**Aim:** Leaving out the pictures, please retype each record exactly.

**Stored entries:**
+++
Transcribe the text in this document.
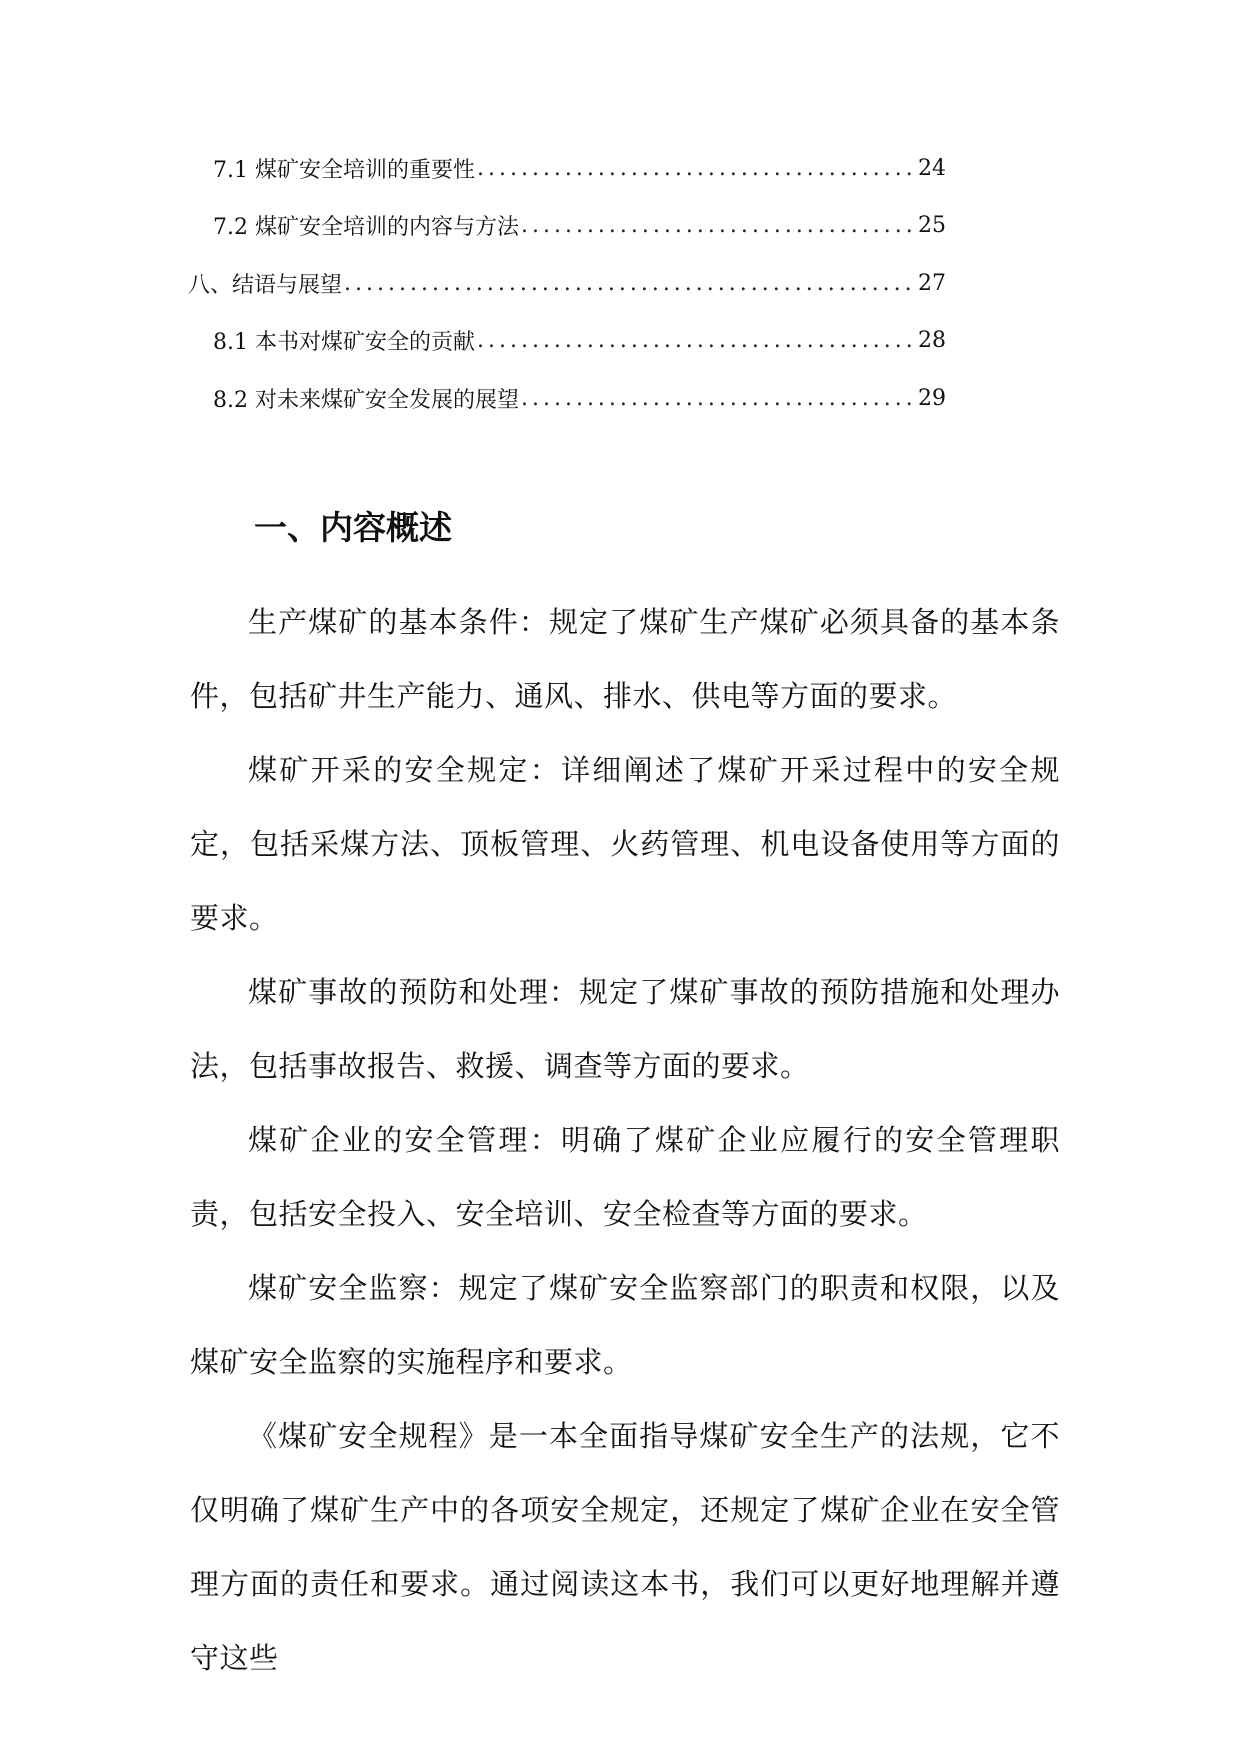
7.1 煤矿安全培训的重要性 .....	24
7.2 煤矿安全培训的内容与方法 .....	25
八、结语与展望 .....	27
8.1 本书对煤矿安全的贡献 .....	28
8.2 对未来煤矿安全发展的展望 .....	29
一、内容概述

生产煤矿的基本条件：规定了煤矿生产煤矿必须具备的基本条件，包括矿井生产能力、通风、排水、供电等方面的要求。

煤矿开采的安全规定：详细阐述了煤矿开采过程中的安全规定，包括采煤方法、顶板管理、火药管理、机电设备使用等方面的要求。

煤矿事故的预防和处理：规定了煤矿事故的预防措施和处理办法，包括事故报告、救援、调查等方面的要求。

煤矿企业的安全管理：明确了煤矿企业应履行的安全管理职责，包括安全投入、安全培训、安全检查等方面的要求。

煤矿安全监察：规定了煤矿安全监察部门的职责和权限，以及煤矿安全监察的实施程序和要求。

《煤矿安全规程》是一本全面指导煤矿安全生产的法规，它不仅明确了煤矿生产中的各项安全规定，还规定了煤矿企业在安全管理方面的责任和要求。通过阅读这本书，我们可以更好地理解并遵守这些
+++
**Solution below:**
Transcribe the text in this document.
7.1 煤矿安全培训的重要性 .....	24
7.2 煤矿安全培训的内容与方法 .....	25
八、结语与展望 .....	27
8.1 本书对煤矿安全的贡献 .....	28
8.2 对未来煤矿安全发展的展望 .....	29
一、内容概述

生产煤矿的基本条件：规定了煤矿生产煤矿必须具备的基本条件，包括矿井生产能力、通风、排水、供电等方面的要求。

煤矿开采的安全规定：详细阐述了煤矿开采过程中的安全规定，包括采煤方法、顶板管理、火药管理、机电设备使用等方面的要求。

煤矿事故的预防和处理：规定了煤矿事故的预防措施和处理办法，包括事故报告、救援、调查等方面的要求。

煤矿企业的安全管理：明确了煤矿企业应履行的安全管理职责，包括安全投入、安全培训、安全检查等方面的要求。

煤矿安全监察：规定了煤矿安全监察部门的职责和权限，以及煤矿安全监察的实施程序和要求。

《煤矿安全规程》是一本全面指导煤矿安全生产的法规，它不仅明确了煤矿生产中的各项安全规定，还规定了煤矿企业在安全管理方面的责任和要求。通过阅读这本书，我们可以更好地理解并遵守这些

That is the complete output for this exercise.